Problem:
Count every line in the data below where "title" occurs, then state that number and nothing more.

[Saved entries]
Start

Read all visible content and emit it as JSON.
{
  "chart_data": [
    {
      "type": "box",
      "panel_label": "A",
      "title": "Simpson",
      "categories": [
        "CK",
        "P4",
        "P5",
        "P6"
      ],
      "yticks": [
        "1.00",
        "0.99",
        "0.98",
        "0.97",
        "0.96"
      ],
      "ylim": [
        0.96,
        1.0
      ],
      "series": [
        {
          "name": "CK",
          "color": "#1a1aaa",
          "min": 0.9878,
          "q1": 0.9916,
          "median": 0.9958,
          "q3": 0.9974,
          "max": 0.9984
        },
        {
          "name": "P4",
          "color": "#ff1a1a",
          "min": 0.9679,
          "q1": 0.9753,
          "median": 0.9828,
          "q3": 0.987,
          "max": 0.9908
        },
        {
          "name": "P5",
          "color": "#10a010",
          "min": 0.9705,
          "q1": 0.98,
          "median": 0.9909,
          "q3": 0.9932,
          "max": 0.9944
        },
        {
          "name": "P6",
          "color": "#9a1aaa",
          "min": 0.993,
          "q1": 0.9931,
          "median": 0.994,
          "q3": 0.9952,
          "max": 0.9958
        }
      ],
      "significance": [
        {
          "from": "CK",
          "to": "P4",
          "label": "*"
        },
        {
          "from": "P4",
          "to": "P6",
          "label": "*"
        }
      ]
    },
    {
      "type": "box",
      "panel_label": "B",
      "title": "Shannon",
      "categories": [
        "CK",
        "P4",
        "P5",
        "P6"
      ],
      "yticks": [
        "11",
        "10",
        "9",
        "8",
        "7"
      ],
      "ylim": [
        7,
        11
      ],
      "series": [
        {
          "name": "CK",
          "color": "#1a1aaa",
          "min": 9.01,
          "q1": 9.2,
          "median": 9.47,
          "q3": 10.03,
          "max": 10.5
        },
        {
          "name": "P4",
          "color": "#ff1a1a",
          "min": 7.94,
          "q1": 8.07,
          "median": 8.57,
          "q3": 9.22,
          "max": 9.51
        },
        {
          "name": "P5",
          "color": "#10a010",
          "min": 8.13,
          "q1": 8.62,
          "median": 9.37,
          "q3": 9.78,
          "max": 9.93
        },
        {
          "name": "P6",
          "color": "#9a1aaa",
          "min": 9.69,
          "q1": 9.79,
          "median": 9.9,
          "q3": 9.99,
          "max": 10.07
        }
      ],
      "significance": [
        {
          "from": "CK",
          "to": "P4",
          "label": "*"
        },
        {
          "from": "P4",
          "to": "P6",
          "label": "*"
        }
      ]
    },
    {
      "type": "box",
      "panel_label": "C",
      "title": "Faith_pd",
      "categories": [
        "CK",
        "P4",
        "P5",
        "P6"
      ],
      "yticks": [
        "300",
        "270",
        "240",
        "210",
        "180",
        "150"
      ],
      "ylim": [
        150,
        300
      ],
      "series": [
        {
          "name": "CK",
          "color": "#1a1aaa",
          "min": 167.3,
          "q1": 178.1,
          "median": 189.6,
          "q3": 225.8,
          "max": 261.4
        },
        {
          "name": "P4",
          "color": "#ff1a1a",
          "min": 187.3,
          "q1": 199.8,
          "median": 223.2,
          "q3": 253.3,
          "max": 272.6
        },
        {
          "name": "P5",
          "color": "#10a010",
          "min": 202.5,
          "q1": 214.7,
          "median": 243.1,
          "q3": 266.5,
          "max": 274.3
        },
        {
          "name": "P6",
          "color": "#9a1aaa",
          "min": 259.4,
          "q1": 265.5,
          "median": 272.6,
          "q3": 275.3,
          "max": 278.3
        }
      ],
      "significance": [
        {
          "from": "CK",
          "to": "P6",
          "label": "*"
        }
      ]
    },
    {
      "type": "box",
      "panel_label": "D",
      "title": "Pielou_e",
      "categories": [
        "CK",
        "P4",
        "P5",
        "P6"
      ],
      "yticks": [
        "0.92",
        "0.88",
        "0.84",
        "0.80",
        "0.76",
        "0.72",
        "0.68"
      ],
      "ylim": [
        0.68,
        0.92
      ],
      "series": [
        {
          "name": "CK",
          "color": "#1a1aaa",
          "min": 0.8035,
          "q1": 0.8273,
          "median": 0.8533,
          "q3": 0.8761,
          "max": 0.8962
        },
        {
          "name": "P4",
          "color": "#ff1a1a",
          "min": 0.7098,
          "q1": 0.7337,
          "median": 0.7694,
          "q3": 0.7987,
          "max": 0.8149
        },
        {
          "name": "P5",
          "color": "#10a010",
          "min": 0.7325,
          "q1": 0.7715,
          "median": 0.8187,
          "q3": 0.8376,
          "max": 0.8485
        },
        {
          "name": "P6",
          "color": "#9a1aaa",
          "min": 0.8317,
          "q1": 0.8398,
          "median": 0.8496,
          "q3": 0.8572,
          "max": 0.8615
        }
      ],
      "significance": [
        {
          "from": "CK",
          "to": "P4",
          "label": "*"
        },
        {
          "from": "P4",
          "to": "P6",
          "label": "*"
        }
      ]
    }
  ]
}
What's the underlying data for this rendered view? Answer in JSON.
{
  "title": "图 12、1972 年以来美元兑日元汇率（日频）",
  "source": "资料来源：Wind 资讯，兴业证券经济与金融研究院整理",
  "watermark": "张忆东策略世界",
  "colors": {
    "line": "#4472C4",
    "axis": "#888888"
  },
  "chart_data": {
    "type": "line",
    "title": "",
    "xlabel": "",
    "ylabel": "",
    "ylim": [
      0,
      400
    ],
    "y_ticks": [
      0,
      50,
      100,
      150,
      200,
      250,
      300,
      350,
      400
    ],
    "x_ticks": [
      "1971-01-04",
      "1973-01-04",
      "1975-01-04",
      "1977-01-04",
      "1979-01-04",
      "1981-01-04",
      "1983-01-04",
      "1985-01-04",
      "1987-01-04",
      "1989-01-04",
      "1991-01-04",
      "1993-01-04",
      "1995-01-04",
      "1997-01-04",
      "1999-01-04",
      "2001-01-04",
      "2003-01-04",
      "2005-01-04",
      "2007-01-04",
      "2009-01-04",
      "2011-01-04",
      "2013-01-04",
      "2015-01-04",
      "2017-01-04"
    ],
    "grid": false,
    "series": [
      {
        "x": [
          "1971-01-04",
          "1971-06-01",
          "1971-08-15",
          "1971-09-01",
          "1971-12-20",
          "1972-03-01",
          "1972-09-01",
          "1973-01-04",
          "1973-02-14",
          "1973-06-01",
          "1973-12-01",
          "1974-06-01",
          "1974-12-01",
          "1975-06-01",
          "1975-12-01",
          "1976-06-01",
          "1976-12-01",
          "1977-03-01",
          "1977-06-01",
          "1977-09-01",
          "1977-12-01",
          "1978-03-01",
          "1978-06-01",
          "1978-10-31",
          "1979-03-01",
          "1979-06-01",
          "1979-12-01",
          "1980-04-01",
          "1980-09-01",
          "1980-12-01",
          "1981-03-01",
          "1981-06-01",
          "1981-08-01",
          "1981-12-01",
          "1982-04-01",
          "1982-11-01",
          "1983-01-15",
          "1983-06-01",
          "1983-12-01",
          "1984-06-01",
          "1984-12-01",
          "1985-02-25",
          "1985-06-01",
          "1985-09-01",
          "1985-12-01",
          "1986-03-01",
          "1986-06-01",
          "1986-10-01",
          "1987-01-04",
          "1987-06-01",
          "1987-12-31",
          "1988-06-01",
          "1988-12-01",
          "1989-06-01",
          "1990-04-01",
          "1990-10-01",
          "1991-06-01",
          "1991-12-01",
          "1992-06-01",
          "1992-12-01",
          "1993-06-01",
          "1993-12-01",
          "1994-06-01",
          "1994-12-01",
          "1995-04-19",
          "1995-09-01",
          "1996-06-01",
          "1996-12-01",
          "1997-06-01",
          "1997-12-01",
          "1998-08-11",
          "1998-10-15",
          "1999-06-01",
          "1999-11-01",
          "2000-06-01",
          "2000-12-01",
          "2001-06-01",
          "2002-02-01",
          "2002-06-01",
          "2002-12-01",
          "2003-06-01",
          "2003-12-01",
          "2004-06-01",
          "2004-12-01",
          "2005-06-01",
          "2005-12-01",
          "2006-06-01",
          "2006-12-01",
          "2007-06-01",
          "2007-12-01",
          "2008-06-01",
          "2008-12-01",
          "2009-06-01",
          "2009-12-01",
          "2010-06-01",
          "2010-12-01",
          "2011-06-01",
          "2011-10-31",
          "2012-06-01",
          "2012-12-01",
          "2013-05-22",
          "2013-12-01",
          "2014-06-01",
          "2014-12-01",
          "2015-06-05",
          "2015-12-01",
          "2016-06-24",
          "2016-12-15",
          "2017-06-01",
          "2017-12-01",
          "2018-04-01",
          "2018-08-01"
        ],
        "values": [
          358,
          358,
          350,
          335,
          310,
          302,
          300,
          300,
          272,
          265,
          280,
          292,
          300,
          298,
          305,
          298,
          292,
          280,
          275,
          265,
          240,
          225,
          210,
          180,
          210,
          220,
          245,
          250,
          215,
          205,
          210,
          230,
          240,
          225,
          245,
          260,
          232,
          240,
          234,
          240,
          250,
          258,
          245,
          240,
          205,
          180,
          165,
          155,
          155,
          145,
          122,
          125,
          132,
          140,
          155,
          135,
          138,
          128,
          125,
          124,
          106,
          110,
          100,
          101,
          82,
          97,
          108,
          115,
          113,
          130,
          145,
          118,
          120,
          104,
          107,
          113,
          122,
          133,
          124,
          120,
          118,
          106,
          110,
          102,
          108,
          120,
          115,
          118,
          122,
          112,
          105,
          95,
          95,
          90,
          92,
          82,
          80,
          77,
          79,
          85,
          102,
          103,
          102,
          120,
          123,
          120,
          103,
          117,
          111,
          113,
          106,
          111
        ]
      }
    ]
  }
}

End

Written response:
6